Collected data
"""
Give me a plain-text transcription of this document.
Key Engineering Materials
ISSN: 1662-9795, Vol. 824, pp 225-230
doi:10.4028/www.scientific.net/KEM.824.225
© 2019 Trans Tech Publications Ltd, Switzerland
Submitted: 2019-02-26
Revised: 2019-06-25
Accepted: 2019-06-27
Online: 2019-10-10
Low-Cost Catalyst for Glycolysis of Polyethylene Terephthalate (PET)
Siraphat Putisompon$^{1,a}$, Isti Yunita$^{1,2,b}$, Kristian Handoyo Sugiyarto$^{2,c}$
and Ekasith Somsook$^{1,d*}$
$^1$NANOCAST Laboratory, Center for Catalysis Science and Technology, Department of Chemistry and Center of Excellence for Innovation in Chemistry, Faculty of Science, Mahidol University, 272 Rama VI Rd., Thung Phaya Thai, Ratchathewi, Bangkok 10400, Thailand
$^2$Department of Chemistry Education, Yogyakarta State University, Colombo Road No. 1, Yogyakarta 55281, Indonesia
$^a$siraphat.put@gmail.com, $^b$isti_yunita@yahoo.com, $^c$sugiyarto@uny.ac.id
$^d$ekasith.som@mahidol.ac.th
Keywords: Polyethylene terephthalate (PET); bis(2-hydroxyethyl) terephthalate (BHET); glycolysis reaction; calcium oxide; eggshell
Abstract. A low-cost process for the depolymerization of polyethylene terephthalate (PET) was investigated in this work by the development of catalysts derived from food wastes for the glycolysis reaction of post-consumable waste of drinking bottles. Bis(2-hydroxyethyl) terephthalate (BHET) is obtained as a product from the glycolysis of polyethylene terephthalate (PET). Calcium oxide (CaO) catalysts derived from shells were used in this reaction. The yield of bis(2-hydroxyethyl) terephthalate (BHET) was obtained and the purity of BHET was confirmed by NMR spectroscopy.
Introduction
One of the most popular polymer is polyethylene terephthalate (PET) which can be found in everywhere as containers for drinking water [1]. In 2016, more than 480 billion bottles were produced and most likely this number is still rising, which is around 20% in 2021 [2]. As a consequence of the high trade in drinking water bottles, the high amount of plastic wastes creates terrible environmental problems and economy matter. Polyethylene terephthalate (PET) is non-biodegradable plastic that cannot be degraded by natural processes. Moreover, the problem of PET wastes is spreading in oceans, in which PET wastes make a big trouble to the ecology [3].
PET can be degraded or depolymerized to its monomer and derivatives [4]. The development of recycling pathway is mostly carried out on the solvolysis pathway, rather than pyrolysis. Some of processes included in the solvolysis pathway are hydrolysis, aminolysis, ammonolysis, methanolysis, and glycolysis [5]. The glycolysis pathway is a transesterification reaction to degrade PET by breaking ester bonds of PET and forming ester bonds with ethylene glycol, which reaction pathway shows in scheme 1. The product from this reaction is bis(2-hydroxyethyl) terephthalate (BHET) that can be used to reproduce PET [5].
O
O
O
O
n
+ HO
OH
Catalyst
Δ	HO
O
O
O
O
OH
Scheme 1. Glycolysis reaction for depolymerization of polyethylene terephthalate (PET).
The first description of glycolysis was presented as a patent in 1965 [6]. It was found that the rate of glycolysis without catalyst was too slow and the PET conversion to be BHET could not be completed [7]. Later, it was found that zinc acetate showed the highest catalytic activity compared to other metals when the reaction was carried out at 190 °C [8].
"""
Output the entries verbatim.

Give me a plain-text transcription of this document.
Key Engineering Materials
ISSN: 1662-9795, Vol. 824, pp 225-230
doi:10.4028/www.scientific.net/KEM.824.225
© 2019 Trans Tech Publications Ltd, Switzerland
Submitted: 2019-02-26
Revised: 2019-06-25
Accepted: 2019-06-27
Online: 2019-10-10
Low-Cost Catalyst for Glycolysis of Polyethylene Terephthalate (PET)
Siraphat Putisompon$^{1,a}$, Isti Yunita$^{1,2,b}$, Kristian Handoyo Sugiyarto$^{2,c}$
and Ekasith Somsook$^{1,d*}$
$^1$NANOCAST Laboratory, Center for Catalysis Science and Technology, Department of Chemistry and Center of Excellence for Innovation in Chemistry, Faculty of Science, Mahidol University, 272 Rama VI Rd., Thung Phaya Thai, Ratchathewi, Bangkok 10400, Thailand
$^2$Department of Chemistry Education, Yogyakarta State University, Colombo Road No. 1, Yogyakarta 55281, Indonesia
$^a$siraphat.put@gmail.com, $^b$isti_yunita@yahoo.com, $^c$sugiyarto@uny.ac.id
$^d$ekasith.som@mahidol.ac.th
Keywords: Polyethylene terephthalate (PET); bis(2-hydroxyethyl) terephthalate (BHET); glycolysis reaction; calcium oxide; eggshell
Abstract. A low-cost process for the depolymerization of polyethylene terephthalate (PET) was investigated in this work by the development of catalysts derived from food wastes for the glycolysis reaction of post-consumable waste of drinking bottles. Bis(2-hydroxyethyl) terephthalate (BHET) is obtained as a product from the glycolysis of polyethylene terephthalate (PET). Calcium oxide (CaO) catalysts derived from shells were used in this reaction. The yield of bis(2-hydroxyethyl) terephthalate (BHET) was obtained and the purity of BHET was confirmed by NMR spectroscopy.
Introduction
One of the most popular polymer is polyethylene terephthalate (PET) which can be found in everywhere as containers for drinking water [1]. In 2016, more than 480 billion bottles were produced and most likely this number is still rising, which is around 20% in 2021 [2]. As a consequence of the high trade in drinking water bottles, the high amount of plastic wastes creates terrible environmental problems and economy matter. Polyethylene terephthalate (PET) is non-biodegradable plastic that cannot be degraded by natural processes. Moreover, the problem of PET wastes is spreading in oceans, in which PET wastes make a big trouble to the ecology [3].
PET can be degraded or depolymerized to its monomer and derivatives [4]. The development of recycling pathway is mostly carried out on the solvolysis pathway, rather than pyrolysis. Some of processes included in the solvolysis pathway are hydrolysis, aminolysis, ammonolysis, methanolysis, and glycolysis [5]. The glycolysis pathway is a transesterification reaction to degrade PET by breaking ester bonds of PET and forming ester bonds with ethylene glycol, which reaction pathway shows in scheme 1. The product from this reaction is bis(2-hydroxyethyl) terephthalate (BHET) that can be used to reproduce PET [5].
O
O
O
O
n
+ HO
OH
Catalyst
Δ	HO
O
O
O
O
OH
Scheme 1. Glycolysis reaction for depolymerization of polyethylene terephthalate (PET).
The first description of glycolysis was presented as a patent in 1965 [6]. It was found that the rate of glycolysis without catalyst was too slow and the PET conversion to be BHET could not be completed [7]. Later, it was found that zinc acetate showed the highest catalytic activity compared to other metals when the reaction was carried out at 190 °C [8].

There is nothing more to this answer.